§ FRAGMENTO DE LECTURA:

En segundo lugar, desde el punto de
vista iconográfico o del tema tratado, no cabe duda de que estamos ante uno de los
motivos más recurrentes en la historia del arte occidental: el Juicio final. Se
trata de un tópico común a la escatología de todas las religiones abrahámicas y
su representación tiene una amplia tradición que se remonta a inicios de la
Baja Edad Media. La crisis del año Mil fue el detonante para que escenas del Apocalipsis de San Juan se esculpieran
en los tímpanos de las principales iglesias románicas de Europa. Ad portas el cambio de otro milenio, el
animador japonés Hideaki Anno actualizó este mito judeocristiano, a través de
las vicisitudes de un grupo de individuos que se debaten entre, por un lado, el
combate con unos seres sobrenaturales enviados para aniquilar al género humano
y, por el otro, con los fantasmas de su propio pasado, tejidos en el seno de
conflictos familiares irresolutos. De esta forma, lo biográfico alcanza
dimensiones cosmológicas.

(Registros de anotación de regiones)
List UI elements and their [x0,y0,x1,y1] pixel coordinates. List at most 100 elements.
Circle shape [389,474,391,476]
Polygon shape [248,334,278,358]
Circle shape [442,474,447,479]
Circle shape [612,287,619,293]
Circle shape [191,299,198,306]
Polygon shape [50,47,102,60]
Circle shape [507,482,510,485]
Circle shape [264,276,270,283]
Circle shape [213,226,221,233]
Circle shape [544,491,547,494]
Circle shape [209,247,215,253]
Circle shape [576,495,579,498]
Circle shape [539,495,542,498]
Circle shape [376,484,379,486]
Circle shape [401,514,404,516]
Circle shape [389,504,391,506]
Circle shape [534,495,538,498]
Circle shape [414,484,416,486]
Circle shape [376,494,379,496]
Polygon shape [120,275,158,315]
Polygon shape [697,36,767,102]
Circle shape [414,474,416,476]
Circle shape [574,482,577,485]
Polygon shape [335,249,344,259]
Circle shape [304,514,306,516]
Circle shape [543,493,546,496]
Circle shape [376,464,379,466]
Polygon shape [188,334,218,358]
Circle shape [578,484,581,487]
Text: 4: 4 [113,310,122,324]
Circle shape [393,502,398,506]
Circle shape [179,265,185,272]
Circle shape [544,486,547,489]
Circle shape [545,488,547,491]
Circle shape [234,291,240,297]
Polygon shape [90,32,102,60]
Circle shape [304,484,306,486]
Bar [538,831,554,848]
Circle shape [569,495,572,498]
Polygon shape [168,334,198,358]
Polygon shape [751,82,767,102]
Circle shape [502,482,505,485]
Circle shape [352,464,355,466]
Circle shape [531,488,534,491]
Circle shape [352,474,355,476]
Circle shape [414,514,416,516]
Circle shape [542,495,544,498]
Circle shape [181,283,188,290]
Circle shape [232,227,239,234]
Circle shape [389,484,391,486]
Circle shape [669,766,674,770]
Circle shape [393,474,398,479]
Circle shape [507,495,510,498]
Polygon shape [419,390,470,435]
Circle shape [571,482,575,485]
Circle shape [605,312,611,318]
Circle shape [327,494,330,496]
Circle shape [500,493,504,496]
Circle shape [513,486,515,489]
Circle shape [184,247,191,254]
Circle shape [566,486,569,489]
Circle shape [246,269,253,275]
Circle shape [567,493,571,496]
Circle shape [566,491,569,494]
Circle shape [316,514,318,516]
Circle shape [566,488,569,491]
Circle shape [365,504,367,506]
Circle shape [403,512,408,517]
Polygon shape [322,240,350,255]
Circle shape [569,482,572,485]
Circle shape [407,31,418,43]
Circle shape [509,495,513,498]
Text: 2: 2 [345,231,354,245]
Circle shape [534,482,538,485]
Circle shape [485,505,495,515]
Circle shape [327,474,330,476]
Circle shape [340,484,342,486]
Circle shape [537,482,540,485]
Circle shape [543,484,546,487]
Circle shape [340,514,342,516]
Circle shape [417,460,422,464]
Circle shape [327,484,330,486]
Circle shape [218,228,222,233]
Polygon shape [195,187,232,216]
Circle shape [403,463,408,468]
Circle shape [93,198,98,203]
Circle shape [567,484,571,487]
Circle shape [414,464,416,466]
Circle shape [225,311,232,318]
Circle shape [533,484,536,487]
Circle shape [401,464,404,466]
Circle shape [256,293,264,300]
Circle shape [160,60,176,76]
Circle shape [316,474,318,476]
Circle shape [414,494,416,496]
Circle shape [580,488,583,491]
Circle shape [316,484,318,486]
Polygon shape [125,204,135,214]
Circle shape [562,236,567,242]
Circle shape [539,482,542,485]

§ EJERCICIO PROPUESTO:
Redacta lo que sigue en el fragmento sobre el Juicio final y la obra de Hideaki Anno, empezando justo después de su última oración.

§ RESULTADO:
Por último, en el nivel iconológico o
sociocultural, la obra de Anno es una denuncia del nihilismo de las sociedades
posindustriales contemporáneas, cuyos individuos viven anclados en lo que el
filósofo francés Gilles Lipovetsky ha llamado un narcisismo apático, encarnado magistralmente en la figura del
protagonista, Shinji Ikari, presa de un hedonismo cobarde, solipsista,
desencantado del futuro y desconocedor del pasado. A través del drama de su
existencia, Evangelion anticipa
problemáticas tan actuales como la emergencia de la posverdad y el aumento de
la intolerancia y la frustración colectivas. De este modo, parece decirnos este
ánime, no es el Dios veterotestamentario el que ha decretado nuestra extinción,
sino el de la sociedad del espectáculo y del consumismo vacuo, uno creado a
imagen y semejanza de lo humano.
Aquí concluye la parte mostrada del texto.